+++ Text section +++

Tex. Rev. Civ. Stat. art. 5537 (1925), repealed by Act of May 17, 1985, 69th Leg., R.S., ch. 959, § 9, 1985 Tex. Gen. Laws 3242, 3322. The Legislature made no changes to Article 5537 until 1985.

Nineteenth-century authorities applied this tolling provision to protect domestic creditors from "the absence of their debtors." Ayres v. Henderson , 9 Tex. 539, 541 (1853) (holding statute applied to a claim against a defendant who had permanently moved away from Texas and thus tolled the running of limitations as long as there was some possibility the defendant might return to Texas). Tolling the running of a statute of limitations when debtors fled the republic (and, later, the state) to avoid debts was crucial because, under contemporaneous rules governing personal jurisdiction and service, physical absence from Texas equated to immunity from judgment. Id. ; see also Teal v. Ayres , 9 Tex. 588, 593 (1853) (recognizing that the physical absence of a debtor amounted to "exemption from process and judgment"). This was, of course, consistent with the United States Supreme Court's holding in 1877 that a court could not constitutionally determine a defendant's personal liability unless the court acquired jurisdiction "by service of process within the State, or [the defendant's] voluntary appearance." Pennoyer v. Neff , 95 U.S. 714, 733, 24 L.Ed. 565 (1877) ; see also Burnham v. Superior Ct. , 495 U.S. 604, 616, 110 S.Ct. 2105, 109 L.Ed.2d 631 (1990) (plurality op.) ("The view of most courts in the 19th century was that a court simply could not exercise in personam jurisdiction over a nonresident who had not been personally served with process in the forum.").

+++ Excerpted data +++

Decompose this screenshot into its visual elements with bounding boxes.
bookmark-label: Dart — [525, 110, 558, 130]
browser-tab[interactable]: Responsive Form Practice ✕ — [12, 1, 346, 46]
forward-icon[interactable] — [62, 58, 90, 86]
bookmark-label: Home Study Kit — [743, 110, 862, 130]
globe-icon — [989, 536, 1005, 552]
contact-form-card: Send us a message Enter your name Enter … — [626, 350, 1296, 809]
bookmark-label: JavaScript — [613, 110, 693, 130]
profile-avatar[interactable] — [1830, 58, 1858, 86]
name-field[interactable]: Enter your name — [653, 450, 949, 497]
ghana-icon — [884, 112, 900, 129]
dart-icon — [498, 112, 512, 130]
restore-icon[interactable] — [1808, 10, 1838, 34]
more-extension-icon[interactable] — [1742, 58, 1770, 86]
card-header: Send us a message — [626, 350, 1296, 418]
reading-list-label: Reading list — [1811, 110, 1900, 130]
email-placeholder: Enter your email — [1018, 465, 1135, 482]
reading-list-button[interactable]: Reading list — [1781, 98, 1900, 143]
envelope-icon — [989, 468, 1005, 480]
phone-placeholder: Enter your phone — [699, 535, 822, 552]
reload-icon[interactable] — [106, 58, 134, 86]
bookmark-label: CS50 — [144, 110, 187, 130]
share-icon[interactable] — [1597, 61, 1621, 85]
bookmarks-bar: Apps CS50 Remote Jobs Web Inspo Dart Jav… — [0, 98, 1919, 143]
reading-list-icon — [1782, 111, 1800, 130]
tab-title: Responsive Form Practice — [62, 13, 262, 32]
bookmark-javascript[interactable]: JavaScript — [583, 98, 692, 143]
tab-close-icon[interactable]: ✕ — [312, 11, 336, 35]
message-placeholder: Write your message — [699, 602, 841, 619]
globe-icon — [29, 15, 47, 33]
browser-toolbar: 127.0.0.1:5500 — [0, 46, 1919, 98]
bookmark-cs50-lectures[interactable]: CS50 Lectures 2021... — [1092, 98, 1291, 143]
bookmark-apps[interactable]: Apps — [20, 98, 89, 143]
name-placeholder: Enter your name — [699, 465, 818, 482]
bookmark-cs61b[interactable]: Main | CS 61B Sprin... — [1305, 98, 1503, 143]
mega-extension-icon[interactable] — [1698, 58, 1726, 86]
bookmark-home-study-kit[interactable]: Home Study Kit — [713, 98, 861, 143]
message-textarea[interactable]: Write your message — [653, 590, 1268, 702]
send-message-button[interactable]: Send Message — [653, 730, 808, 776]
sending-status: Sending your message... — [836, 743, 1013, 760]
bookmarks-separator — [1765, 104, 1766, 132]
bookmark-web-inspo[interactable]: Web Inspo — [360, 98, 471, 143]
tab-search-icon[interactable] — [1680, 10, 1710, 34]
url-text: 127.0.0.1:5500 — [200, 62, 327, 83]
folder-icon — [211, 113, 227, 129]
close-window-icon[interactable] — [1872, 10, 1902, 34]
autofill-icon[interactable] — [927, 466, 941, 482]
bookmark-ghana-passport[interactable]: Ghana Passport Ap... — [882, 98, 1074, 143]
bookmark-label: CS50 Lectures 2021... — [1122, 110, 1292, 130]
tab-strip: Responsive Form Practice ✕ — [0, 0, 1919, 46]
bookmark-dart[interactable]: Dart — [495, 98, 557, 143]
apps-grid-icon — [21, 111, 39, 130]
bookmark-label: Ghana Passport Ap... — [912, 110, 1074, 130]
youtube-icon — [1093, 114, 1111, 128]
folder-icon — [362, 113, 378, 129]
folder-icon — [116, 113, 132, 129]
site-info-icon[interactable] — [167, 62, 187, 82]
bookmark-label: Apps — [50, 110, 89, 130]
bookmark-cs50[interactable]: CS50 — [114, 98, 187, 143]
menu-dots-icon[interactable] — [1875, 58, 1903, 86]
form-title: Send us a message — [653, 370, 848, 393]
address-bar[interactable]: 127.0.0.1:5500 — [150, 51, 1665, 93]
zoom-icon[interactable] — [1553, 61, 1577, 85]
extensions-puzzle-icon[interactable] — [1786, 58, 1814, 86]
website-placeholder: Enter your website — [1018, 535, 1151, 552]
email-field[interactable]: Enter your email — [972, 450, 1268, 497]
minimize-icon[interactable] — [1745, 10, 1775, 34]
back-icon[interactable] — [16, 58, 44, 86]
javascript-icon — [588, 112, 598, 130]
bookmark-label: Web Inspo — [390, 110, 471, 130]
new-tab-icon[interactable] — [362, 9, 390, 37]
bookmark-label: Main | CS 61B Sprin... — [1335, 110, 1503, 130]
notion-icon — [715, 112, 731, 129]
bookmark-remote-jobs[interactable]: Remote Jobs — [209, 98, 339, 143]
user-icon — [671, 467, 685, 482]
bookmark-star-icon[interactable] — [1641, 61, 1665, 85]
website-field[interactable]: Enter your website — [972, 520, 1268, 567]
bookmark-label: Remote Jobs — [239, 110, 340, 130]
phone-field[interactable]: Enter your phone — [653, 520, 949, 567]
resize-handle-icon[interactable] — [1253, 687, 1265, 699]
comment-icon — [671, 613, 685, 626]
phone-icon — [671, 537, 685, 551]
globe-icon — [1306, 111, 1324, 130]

+++

Repeat everything in the Texas limitations-tolling passage above, from "Tex. Rev. Civ." down to "5537 until 1985.".

> _Complete answer_
Tex. Rev. Civ. Stat. art. 5537 (1925), repealed by Act of May 17, 1985, 69th Leg., R.S., ch. 959, § 9, 1985 Tex. Gen. Laws 3242, 3322. The Legislature made no changes to Article 5537 until 1985.